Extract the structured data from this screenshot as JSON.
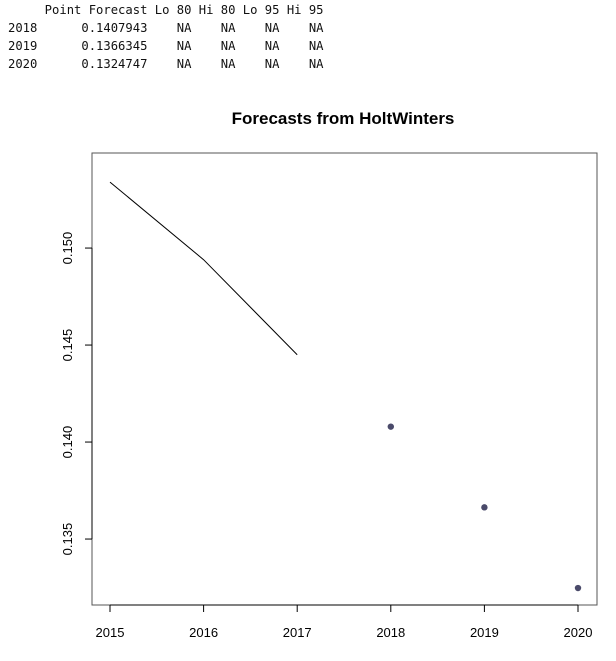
{
  "console": {
    "header": "     Point Forecast Lo 80 Hi 80 Lo 95 Hi 95",
    "rows": [
      "2018      0.1407943    NA    NA    NA    NA",
      "2019      0.1366345    NA    NA    NA    NA",
      "2020      0.1324747    NA    NA    NA    NA"
    ]
  },
  "chart_data": {
    "type": "line",
    "title": "Forecasts from HoltWinters",
    "xlabel": "",
    "ylabel": "",
    "xlim": [
      2015,
      2020
    ],
    "ylim": [
      0.1316,
      0.1549
    ],
    "x_ticks": [
      "2015",
      "2016",
      "2017",
      "2018",
      "2019",
      "2020"
    ],
    "y_ticks": [
      "0.135",
      "0.140",
      "0.145",
      "0.150"
    ],
    "grid": false,
    "series": [
      {
        "kind": "line",
        "color": "#000000",
        "x": [
          2015,
          2016,
          2017
        ],
        "y": [
          0.1534,
          0.1494,
          0.1445
        ]
      },
      {
        "kind": "points",
        "color": "#4a4a6a",
        "x": [
          2018,
          2019,
          2020
        ],
        "y": [
          0.1407943,
          0.1366345,
          0.1324747
        ]
      }
    ]
  }
}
###
■ **Exercise requirements**
Look through the data above. Each line containing the word "from" needs to be copied.

■ **Problem solution**
Extract the structured data from this screenshot as JSON.
    "title": "Forecasts from HoltWinters",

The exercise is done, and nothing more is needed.